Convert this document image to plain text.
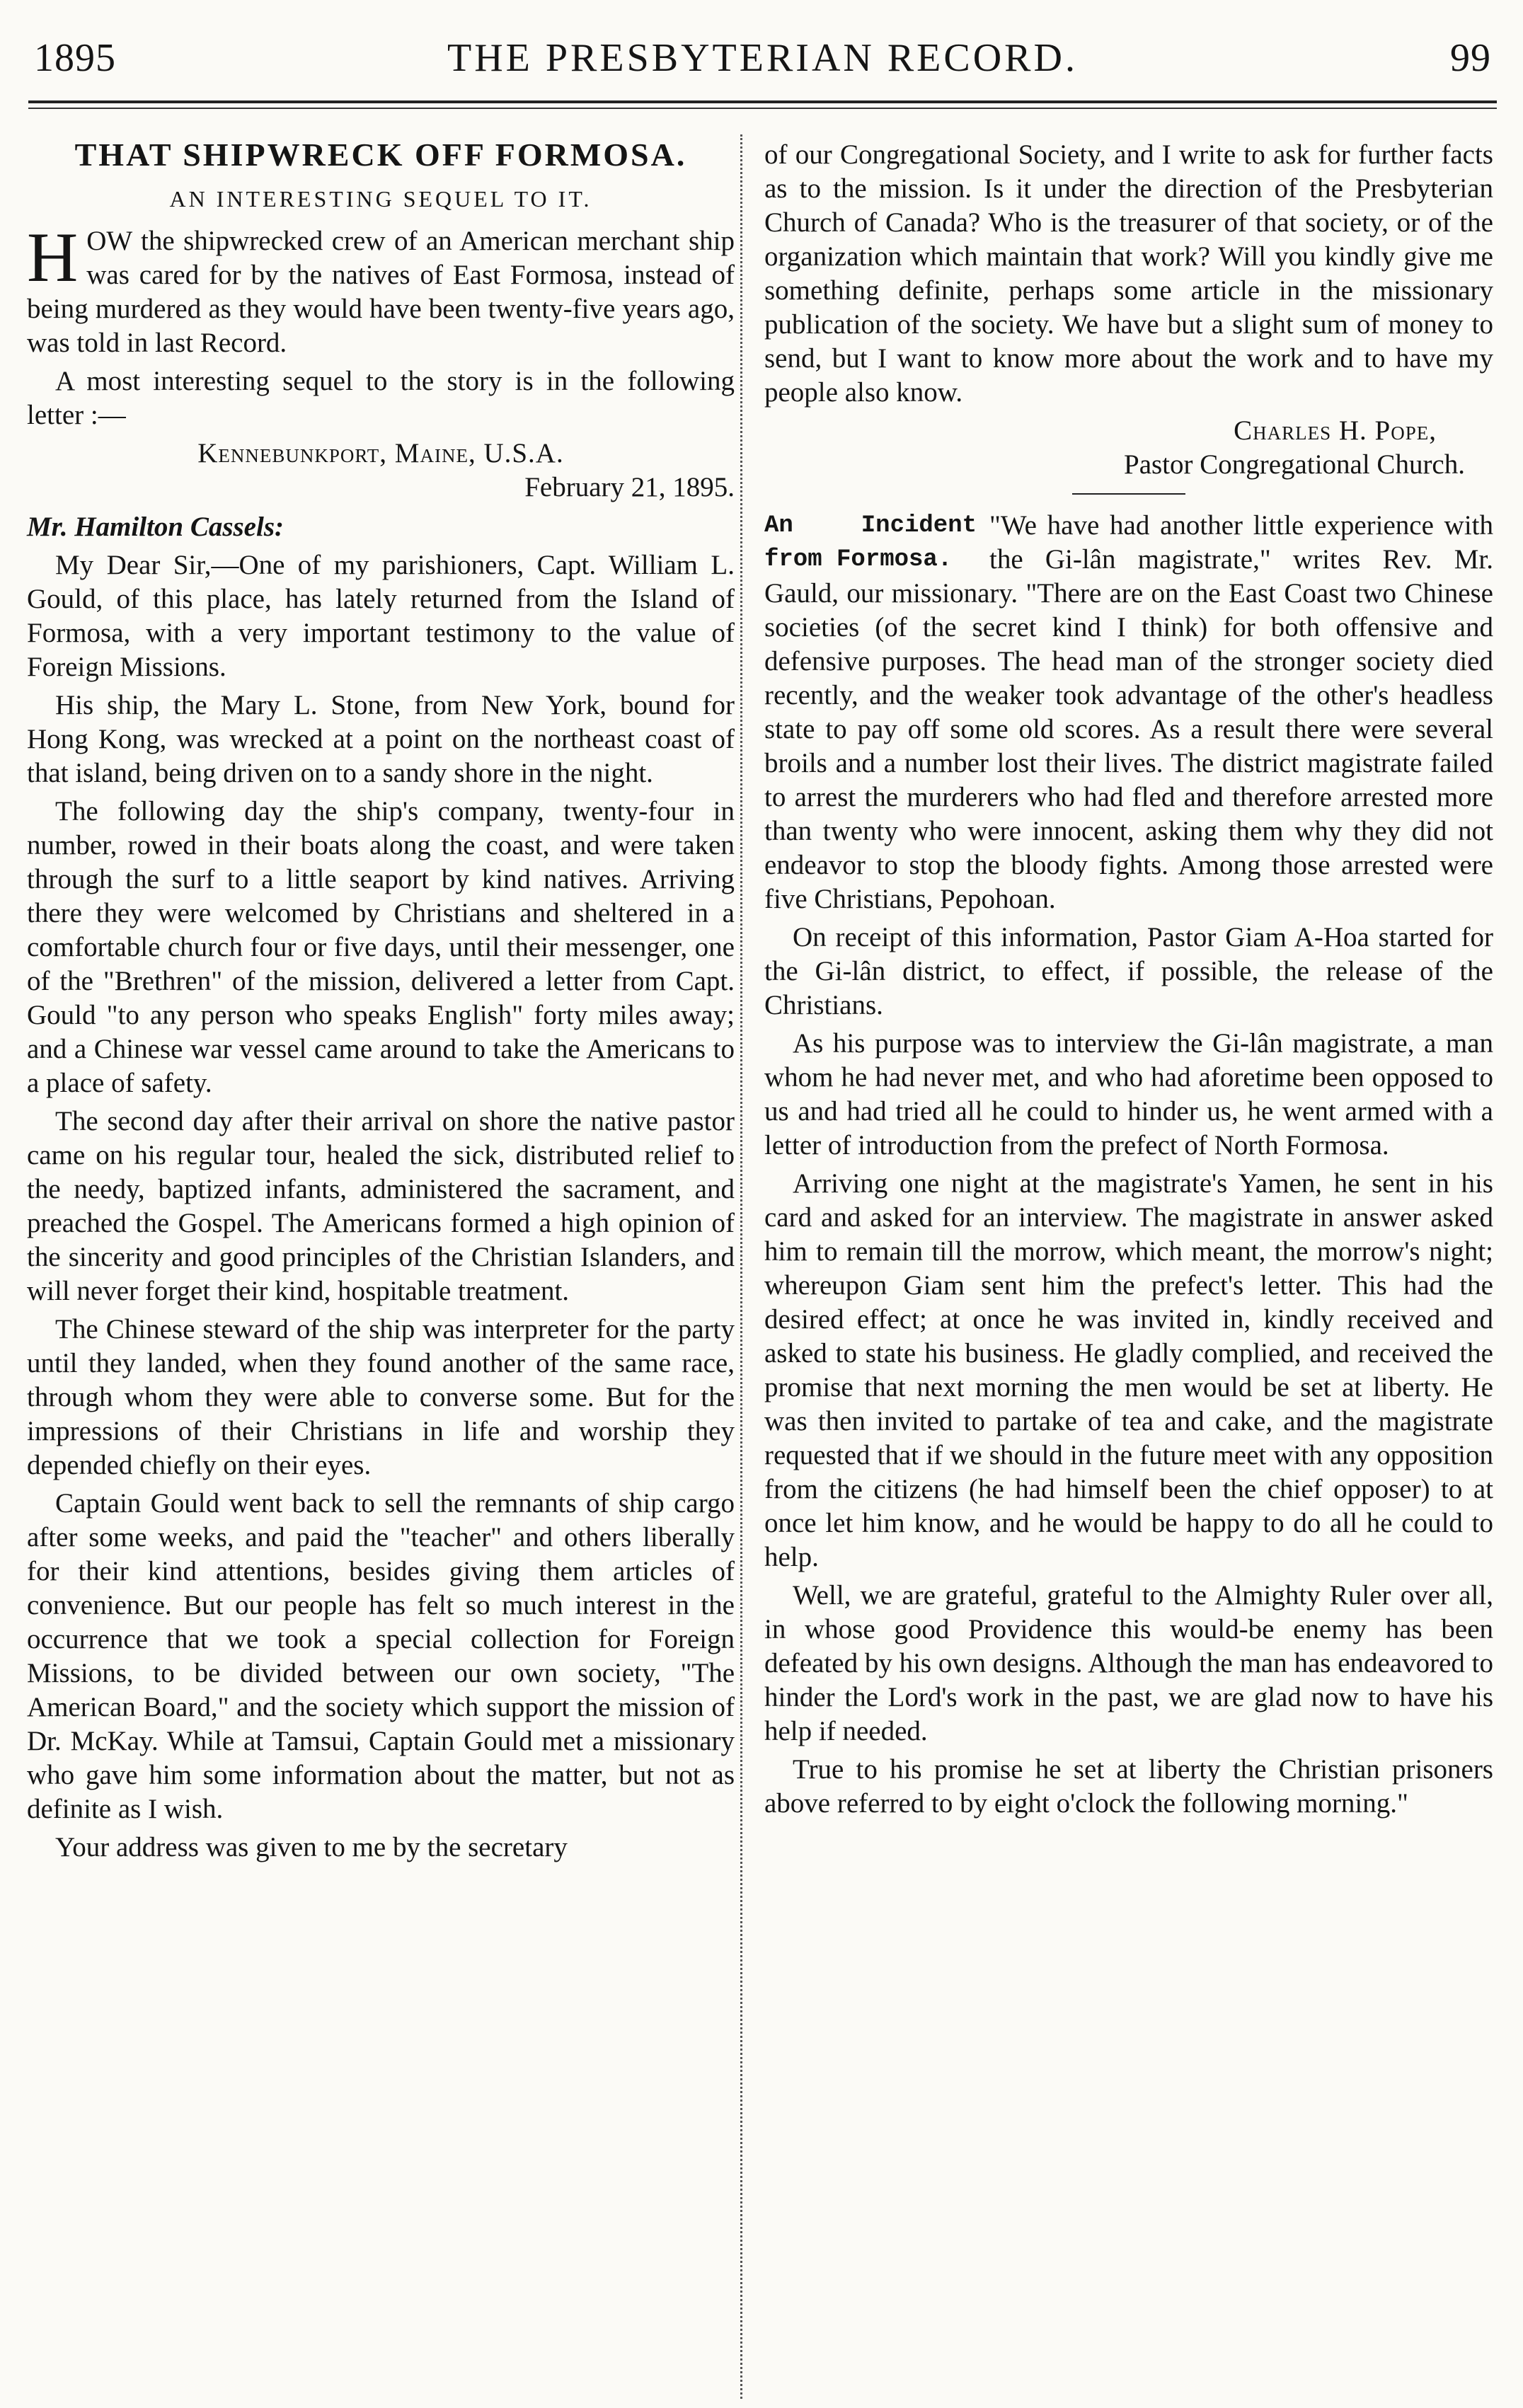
1895	THE PRESBYTERIAN RECORD.	99
THAT SHIPWRECK OFF FORMOSA.
AN INTERESTING SEQUEL TO IT.

HOW the shipwrecked crew of an American merchant ship was cared for by the natives of East Formosa, instead of being murdered as they would have been twenty-five years ago, was told in last Record.

A most interesting sequel to the story is in the following letter :—

Kennebunkport, Maine, U.S.A.

February 21, 1895.

Mr. Hamilton Cassels:

My Dear Sir,—One of my parishioners, Capt. William L. Gould, of this place, has lately returned from the Island of Formosa, with a very important testimony to the value of Foreign Missions.

His ship, the Mary L. Stone, from New York, bound for Hong Kong, was wrecked at a point on the northeast coast of that island, being driven on to a sandy shore in the night.

The following day the ship's company, twenty-four in number, rowed in their boats along the coast, and were taken through the surf to a little seaport by kind natives. Arriving there they were welcomed by Christians and sheltered in a comfortable church four or five days, until their messenger, one of the "Brethren" of the mission, delivered a letter from Capt. Gould "to any person who speaks English" forty miles away; and a Chinese war vessel came around to take the Americans to a place of safety.

The second day after their arrival on shore the native pastor came on his regular tour, healed the sick, distributed relief to the needy, baptized infants, administered the sacrament, and preached the Gospel. The Americans formed a high opinion of the sincerity and good principles of the Christian Islanders, and will never forget their kind, hospitable treatment.

The Chinese steward of the ship was interpreter for the party until they landed, when they found another of the same race, through whom they were able to converse some. But for the impressions of their Christians in life and worship they depended chiefly on their eyes.

Captain Gould went back to sell the remnants of ship cargo after some weeks, and paid the "teacher" and others liberally for their kind attentions, besides giving them articles of convenience. But our people has felt so much interest in the occurrence that we took a special collection for Foreign Missions, to be divided between our own society, "The American Board," and the society which support the mission of Dr. McKay. While at Tamsui, Captain Gould met a missionary who gave him some information about the matter, but not as definite as I wish.

Your address was given to me by the secretary

of our Congregational Society, and I write to ask for further facts as to the mission. Is it under the direction of the Presbyterian Church of Canada? Who is the treasurer of that society, or of the organization which maintain that work? Will you kindly give me something definite, perhaps some article in the missionary publication of the society. We have but a slight sum of money to send, but I want to know more about the work and to have my people also know.

Charles H. Pope,

Pastor Congregational Church.

An Incident from Formosa.
"We have had another little experience with the Gi-lân magistrate," writes Rev. Mr. Gauld, our missionary. "There are on the East Coast two Chinese societies (of the secret kind I think) for both offensive and defensive purposes. The head man of the stronger society died recently, and the weaker took advantage of the other's headless state to pay off some old scores. As a result there were several broils and a number lost their lives. The district magistrate failed to arrest the murderers who had fled and therefore arrested more than twenty who were innocent, asking them why they did not endeavor to stop the bloody fights. Among those arrested were five Christians, Pepohoan.

On receipt of this information, Pastor Giam A-Hoa started for the Gi-lân district, to effect, if possible, the release of the Christians.

As his purpose was to interview the Gi-lân magistrate, a man whom he had never met, and who had aforetime been opposed to us and had tried all he could to hinder us, he went armed with a letter of introduction from the prefect of North Formosa.

Arriving one night at the magistrate's Yamen, he sent in his card and asked for an interview. The magistrate in answer asked him to remain till the morrow, which meant, the morrow's night; whereupon Giam sent him the prefect's letter. This had the desired effect; at once he was invited in, kindly received and asked to state his business. He gladly complied, and received the promise that next morning the men would be set at liberty. He was then invited to partake of tea and cake, and the magistrate requested that if we should in the future meet with any opposition from the citizens (he had himself been the chief opposer) to at once let him know, and he would be happy to do all he could to help.

Well, we are grateful, grateful to the Almighty Ruler over all, in whose good Providence this would-be enemy has been defeated by his own designs. Although the man has endeavored to hinder the Lord's work in the past, we are glad now to have his help if needed.

True to his promise he set at liberty the Christian prisoners above referred to by eight o'clock the following morning."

* * *

What is asked:
Print all of the records shown above exactly, leaving out each picture.

Exercise output:
Convert this document image to plain text.
1895	THE PRESBYTERIAN RECORD.	99
THAT SHIPWRECK OFF FORMOSA.
AN INTERESTING SEQUEL TO IT.

HOW the shipwrecked crew of an American merchant ship was cared for by the natives of East Formosa, instead of being murdered as they would have been twenty-five years ago, was told in last Record.

A most interesting sequel to the story is in the following letter :—

Kennebunkport, Maine, U.S.A.

February 21, 1895.

Mr. Hamilton Cassels:

My Dear Sir,—One of my parishioners, Capt. William L. Gould, of this place, has lately returned from the Island of Formosa, with a very important testimony to the value of Foreign Missions.

His ship, the Mary L. Stone, from New York, bound for Hong Kong, was wrecked at a point on the northeast coast of that island, being driven on to a sandy shore in the night.

The following day the ship's company, twenty-four in number, rowed in their boats along the coast, and were taken through the surf to a little seaport by kind natives. Arriving there they were welcomed by Christians and sheltered in a comfortable church four or five days, until their messenger, one of the "Brethren" of the mission, delivered a letter from Capt. Gould "to any person who speaks English" forty miles away; and a Chinese war vessel came around to take the Americans to a place of safety.

The second day after their arrival on shore the native pastor came on his regular tour, healed the sick, distributed relief to the needy, baptized infants, administered the sacrament, and preached the Gospel. The Americans formed a high opinion of the sincerity and good principles of the Christian Islanders, and will never forget their kind, hospitable treatment.

The Chinese steward of the ship was interpreter for the party until they landed, when they found another of the same race, through whom they were able to converse some. But for the impressions of their Christians in life and worship they depended chiefly on their eyes.

Captain Gould went back to sell the remnants of ship cargo after some weeks, and paid the "teacher" and others liberally for their kind attentions, besides giving them articles of convenience. But our people has felt so much interest in the occurrence that we took a special collection for Foreign Missions, to be divided between our own society, "The American Board," and the society which support the mission of Dr. McKay. While at Tamsui, Captain Gould met a missionary who gave him some information about the matter, but not as definite as I wish.

Your address was given to me by the secretary

of our Congregational Society, and I write to ask for further facts as to the mission. Is it under the direction of the Presbyterian Church of Canada? Who is the treasurer of that society, or of the organization which maintain that work? Will you kindly give me something definite, perhaps some article in the missionary publication of the society. We have but a slight sum of money to send, but I want to know more about the work and to have my people also know.

Charles H. Pope,

Pastor Congregational Church.

An Incident from Formosa.
"We have had another little experience with the Gi-lân magistrate," writes Rev. Mr. Gauld, our missionary. "There are on the East Coast two Chinese societies (of the secret kind I think) for both offensive and defensive purposes. The head man of the stronger society died recently, and the weaker took advantage of the other's headless state to pay off some old scores. As a result there were several broils and a number lost their lives. The district magistrate failed to arrest the murderers who had fled and therefore arrested more than twenty who were innocent, asking them why they did not endeavor to stop the bloody fights. Among those arrested were five Christians, Pepohoan.

On receipt of this information, Pastor Giam A-Hoa started for the Gi-lân district, to effect, if possible, the release of the Christians.

As his purpose was to interview the Gi-lân magistrate, a man whom he had never met, and who had aforetime been opposed to us and had tried all he could to hinder us, he went armed with a letter of introduction from the prefect of North Formosa.

Arriving one night at the magistrate's Yamen, he sent in his card and asked for an interview. The magistrate in answer asked him to remain till the morrow, which meant, the morrow's night; whereupon Giam sent him the prefect's letter. This had the desired effect; at once he was invited in, kindly received and asked to state his business. He gladly complied, and received the promise that next morning the men would be set at liberty. He was then invited to partake of tea and cake, and the magistrate requested that if we should in the future meet with any opposition from the citizens (he had himself been the chief opposer) to at once let him know, and he would be happy to do all he could to help.

Well, we are grateful, grateful to the Almighty Ruler over all, in whose good Providence this would-be enemy has been defeated by his own designs. Although the man has endeavored to hinder the Lord's work in the past, we are glad now to have his help if needed.

True to his promise he set at liberty the Christian prisoners above referred to by eight o'clock the following morning."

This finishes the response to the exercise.